# RAW RECORDS start
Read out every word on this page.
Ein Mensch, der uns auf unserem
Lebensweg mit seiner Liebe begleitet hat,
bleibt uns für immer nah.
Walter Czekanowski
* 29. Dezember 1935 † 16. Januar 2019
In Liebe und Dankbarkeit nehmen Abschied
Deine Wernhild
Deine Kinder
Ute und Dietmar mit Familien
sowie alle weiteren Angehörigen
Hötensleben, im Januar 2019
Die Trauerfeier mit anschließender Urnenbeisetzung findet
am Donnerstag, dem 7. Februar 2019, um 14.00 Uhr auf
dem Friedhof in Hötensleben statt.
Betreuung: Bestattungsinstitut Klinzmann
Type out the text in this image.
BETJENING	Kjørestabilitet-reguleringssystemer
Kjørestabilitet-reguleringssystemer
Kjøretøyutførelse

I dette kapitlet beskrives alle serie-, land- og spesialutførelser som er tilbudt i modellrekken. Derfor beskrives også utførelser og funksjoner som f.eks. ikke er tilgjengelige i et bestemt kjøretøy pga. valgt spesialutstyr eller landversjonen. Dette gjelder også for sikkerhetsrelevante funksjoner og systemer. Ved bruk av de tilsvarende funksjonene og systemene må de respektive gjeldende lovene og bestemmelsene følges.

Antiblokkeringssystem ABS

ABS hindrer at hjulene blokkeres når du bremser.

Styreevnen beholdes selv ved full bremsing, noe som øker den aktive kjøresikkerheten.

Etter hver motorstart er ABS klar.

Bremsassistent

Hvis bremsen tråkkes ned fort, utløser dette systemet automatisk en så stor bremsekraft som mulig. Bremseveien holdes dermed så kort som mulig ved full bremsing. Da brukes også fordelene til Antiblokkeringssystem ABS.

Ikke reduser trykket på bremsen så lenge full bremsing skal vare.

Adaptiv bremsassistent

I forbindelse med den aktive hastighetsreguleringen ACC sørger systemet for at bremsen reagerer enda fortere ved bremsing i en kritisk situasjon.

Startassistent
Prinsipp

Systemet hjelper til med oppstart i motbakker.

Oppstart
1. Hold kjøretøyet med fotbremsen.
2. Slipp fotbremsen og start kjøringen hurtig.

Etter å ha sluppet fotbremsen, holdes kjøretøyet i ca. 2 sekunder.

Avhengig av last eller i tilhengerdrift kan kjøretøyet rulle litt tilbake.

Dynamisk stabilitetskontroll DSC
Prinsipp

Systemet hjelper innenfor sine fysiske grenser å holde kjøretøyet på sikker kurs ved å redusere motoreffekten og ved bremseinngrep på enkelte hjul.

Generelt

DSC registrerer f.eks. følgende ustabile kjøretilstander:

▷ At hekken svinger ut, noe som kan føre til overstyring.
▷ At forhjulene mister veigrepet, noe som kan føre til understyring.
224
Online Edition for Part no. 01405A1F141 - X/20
# RAW RECORDS end
• [THE PROBLEM]
Set down the listing in full, keeping every word exactly as it is.

• [WRITTEN REPLY]
Read out every word on this page.
Ein Mensch, der uns auf unserem
Lebensweg mit seiner Liebe begleitet hat,
bleibt uns für immer nah.
Walter Czekanowski
* 29. Dezember 1935 † 16. Januar 2019
In Liebe und Dankbarkeit nehmen Abschied
Deine Wernhild
Deine Kinder
Ute und Dietmar mit Familien
sowie alle weiteren Angehörigen
Hötensleben, im Januar 2019
Die Trauerfeier mit anschließender Urnenbeisetzung findet
am Donnerstag, dem 7. Februar 2019, um 14.00 Uhr auf
dem Friedhof in Hötensleben statt.
Betreuung: Bestattungsinstitut Klinzmann
Type out the text in this image.
BETJENING	Kjørestabilitet-reguleringssystemer
Kjørestabilitet-reguleringssystemer
Kjøretøyutførelse

I dette kapitlet beskrives alle serie-, land- og spesialutførelser som er tilbudt i modellrekken. Derfor beskrives også utførelser og funksjoner som f.eks. ikke er tilgjengelige i et bestemt kjøretøy pga. valgt spesialutstyr eller landversjonen. Dette gjelder også for sikkerhetsrelevante funksjoner og systemer. Ved bruk av de tilsvarende funksjonene og systemene må de respektive gjeldende lovene og bestemmelsene følges.

Antiblokkeringssystem ABS

ABS hindrer at hjulene blokkeres når du bremser.

Styreevnen beholdes selv ved full bremsing, noe som øker den aktive kjøresikkerheten.

Etter hver motorstart er ABS klar.

Bremsassistent

Hvis bremsen tråkkes ned fort, utløser dette systemet automatisk en så stor bremsekraft som mulig. Bremseveien holdes dermed så kort som mulig ved full bremsing. Da brukes også fordelene til Antiblokkeringssystem ABS.

Ikke reduser trykket på bremsen så lenge full bremsing skal vare.

Adaptiv bremsassistent

I forbindelse med den aktive hastighetsreguleringen ACC sørger systemet for at bremsen reagerer enda fortere ved bremsing i en kritisk situasjon.

Startassistent
Prinsipp

Systemet hjelper til med oppstart i motbakker.

Oppstart
1. Hold kjøretøyet med fotbremsen.
2. Slipp fotbremsen og start kjøringen hurtig.

Etter å ha sluppet fotbremsen, holdes kjøretøyet i ca. 2 sekunder.

Avhengig av last eller i tilhengerdrift kan kjøretøyet rulle litt tilbake.

Dynamisk stabilitetskontroll DSC
Prinsipp

Systemet hjelper innenfor sine fysiske grenser å holde kjøretøyet på sikker kurs ved å redusere motoreffekten og ved bremseinngrep på enkelte hjul.

Generelt

DSC registrerer f.eks. følgende ustabile kjøretilstander:

▷ At hekken svinger ut, noe som kan føre til overstyring.
▷ At forhjulene mister veigrepet, noe som kan føre til understyring.
224
Online Edition for Part no. 01405A1F141 - X/20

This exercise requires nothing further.